>> START Data in this exercise

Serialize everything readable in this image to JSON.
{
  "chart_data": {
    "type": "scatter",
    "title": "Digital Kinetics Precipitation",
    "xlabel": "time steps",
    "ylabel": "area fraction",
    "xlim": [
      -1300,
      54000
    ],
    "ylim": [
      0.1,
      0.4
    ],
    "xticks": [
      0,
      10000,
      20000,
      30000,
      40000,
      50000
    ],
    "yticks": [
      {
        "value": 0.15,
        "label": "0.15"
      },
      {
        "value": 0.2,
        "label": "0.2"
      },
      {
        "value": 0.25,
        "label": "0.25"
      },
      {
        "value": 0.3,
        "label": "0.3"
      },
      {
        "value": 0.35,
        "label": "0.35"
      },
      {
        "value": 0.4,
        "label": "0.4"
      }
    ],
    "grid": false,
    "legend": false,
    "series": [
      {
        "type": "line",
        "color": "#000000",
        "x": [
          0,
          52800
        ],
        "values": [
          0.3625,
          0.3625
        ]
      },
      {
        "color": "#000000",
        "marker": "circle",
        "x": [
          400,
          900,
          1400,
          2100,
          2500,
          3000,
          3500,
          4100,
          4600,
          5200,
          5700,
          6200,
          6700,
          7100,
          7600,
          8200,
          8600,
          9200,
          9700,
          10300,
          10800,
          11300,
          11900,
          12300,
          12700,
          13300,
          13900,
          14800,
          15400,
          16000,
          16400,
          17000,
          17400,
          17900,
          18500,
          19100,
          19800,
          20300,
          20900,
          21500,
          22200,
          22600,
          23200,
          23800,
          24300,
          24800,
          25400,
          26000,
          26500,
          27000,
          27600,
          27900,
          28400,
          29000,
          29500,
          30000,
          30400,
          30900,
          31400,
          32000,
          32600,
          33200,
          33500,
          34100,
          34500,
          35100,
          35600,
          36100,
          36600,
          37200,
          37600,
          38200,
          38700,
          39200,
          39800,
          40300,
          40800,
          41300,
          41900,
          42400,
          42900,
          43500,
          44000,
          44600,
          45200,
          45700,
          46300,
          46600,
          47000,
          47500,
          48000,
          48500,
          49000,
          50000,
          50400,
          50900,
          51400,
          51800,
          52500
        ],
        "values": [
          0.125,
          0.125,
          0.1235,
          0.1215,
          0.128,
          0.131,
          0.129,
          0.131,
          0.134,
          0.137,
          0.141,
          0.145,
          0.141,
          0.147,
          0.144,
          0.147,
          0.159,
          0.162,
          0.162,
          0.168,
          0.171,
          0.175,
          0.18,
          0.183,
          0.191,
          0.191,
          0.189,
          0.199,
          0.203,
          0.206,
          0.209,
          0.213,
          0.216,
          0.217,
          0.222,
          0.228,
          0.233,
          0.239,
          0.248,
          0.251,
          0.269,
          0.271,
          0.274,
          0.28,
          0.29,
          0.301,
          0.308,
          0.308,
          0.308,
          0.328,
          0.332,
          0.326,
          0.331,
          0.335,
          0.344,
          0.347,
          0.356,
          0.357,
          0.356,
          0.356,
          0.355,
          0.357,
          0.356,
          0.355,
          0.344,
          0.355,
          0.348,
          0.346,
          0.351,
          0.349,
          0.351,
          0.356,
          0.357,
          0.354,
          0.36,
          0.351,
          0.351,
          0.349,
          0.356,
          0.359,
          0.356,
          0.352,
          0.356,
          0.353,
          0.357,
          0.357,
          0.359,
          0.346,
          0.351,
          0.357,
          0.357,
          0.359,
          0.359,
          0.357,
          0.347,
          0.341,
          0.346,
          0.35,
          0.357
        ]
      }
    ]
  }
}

>> END Data in this exercise

*Work instructions*
Write the material out again in its entirety, exactly as shown.

*Result for this exercise*
Serialize everything readable in this image to JSON.
{
  "chart_data": {
    "type": "scatter",
    "title": "Digital Kinetics Precipitation",
    "xlabel": "time steps",
    "ylabel": "area fraction",
    "xlim": [
      -1300,
      54000
    ],
    "ylim": [
      0.1,
      0.4
    ],
    "xticks": [
      0,
      10000,
      20000,
      30000,
      40000,
      50000
    ],
    "yticks": [
      {
        "value": 0.15,
        "label": "0.15"
      },
      {
        "value": 0.2,
        "label": "0.2"
      },
      {
        "value": 0.25,
        "label": "0.25"
      },
      {
        "value": 0.3,
        "label": "0.3"
      },
      {
        "value": 0.35,
        "label": "0.35"
      },
      {
        "value": 0.4,
        "label": "0.4"
      }
    ],
    "grid": false,
    "legend": false,
    "series": [
      {
        "type": "line",
        "color": "#000000",
        "x": [
          0,
          52800
        ],
        "values": [
          0.3625,
          0.3625
        ]
      },
      {
        "color": "#000000",
        "marker": "circle",
        "x": [
          400,
          900,
          1400,
          2100,
          2500,
          3000,
          3500,
          4100,
          4600,
          5200,
          5700,
          6200,
          6700,
          7100,
          7600,
          8200,
          8600,
          9200,
          9700,
          10300,
          10800,
          11300,
          11900,
          12300,
          12700,
          13300,
          13900,
          14800,
          15400,
          16000,
          16400,
          17000,
          17400,
          17900,
          18500,
          19100,
          19800,
          20300,
          20900,
          21500,
          22200,
          22600,
          23200,
          23800,
          24300,
          24800,
          25400,
          26000,
          26500,
          27000,
          27600,
          27900,
          28400,
          29000,
          29500,
          30000,
          30400,
          30900,
          31400,
          32000,
          32600,
          33200,
          33500,
          34100,
          34500,
          35100,
          35600,
          36100,
          36600,
          37200,
          37600,
          38200,
          38700,
          39200,
          39800,
          40300,
          40800,
          41300,
          41900,
          42400,
          42900,
          43500,
          44000,
          44600,
          45200,
          45700,
          46300,
          46600,
          47000,
          47500,
          48000,
          48500,
          49000,
          50000,
          50400,
          50900,
          51400,
          51800,
          52500
        ],
        "values": [
          0.125,
          0.125,
          0.1235,
          0.1215,
          0.128,
          0.131,
          0.129,
          0.131,
          0.134,
          0.137,
          0.141,
          0.145,
          0.141,
          0.147,
          0.144,
          0.147,
          0.159,
          0.162,
          0.162,
          0.168,
          0.171,
          0.175,
          0.18,
          0.183,
          0.191,
          0.191,
          0.189,
          0.199,
          0.203,
          0.206,
          0.209,
          0.213,
          0.216,
          0.217,
          0.222,
          0.228,
          0.233,
          0.239,
          0.248,
          0.251,
          0.269,
          0.271,
          0.274,
          0.28,
          0.29,
          0.301,
          0.308,
          0.308,
          0.308,
          0.328,
          0.332,
          0.326,
          0.331,
          0.335,
          0.344,
          0.347,
          0.356,
          0.357,
          0.356,
          0.356,
          0.355,
          0.357,
          0.356,
          0.355,
          0.344,
          0.355,
          0.348,
          0.346,
          0.351,
          0.349,
          0.351,
          0.356,
          0.357,
          0.354,
          0.36,
          0.351,
          0.351,
          0.349,
          0.356,
          0.359,
          0.356,
          0.352,
          0.356,
          0.353,
          0.357,
          0.357,
          0.359,
          0.346,
          0.351,
          0.357,
          0.357,
          0.359,
          0.359,
          0.357,
          0.347,
          0.341,
          0.346,
          0.35,
          0.357
        ]
      }
    ]
  }
}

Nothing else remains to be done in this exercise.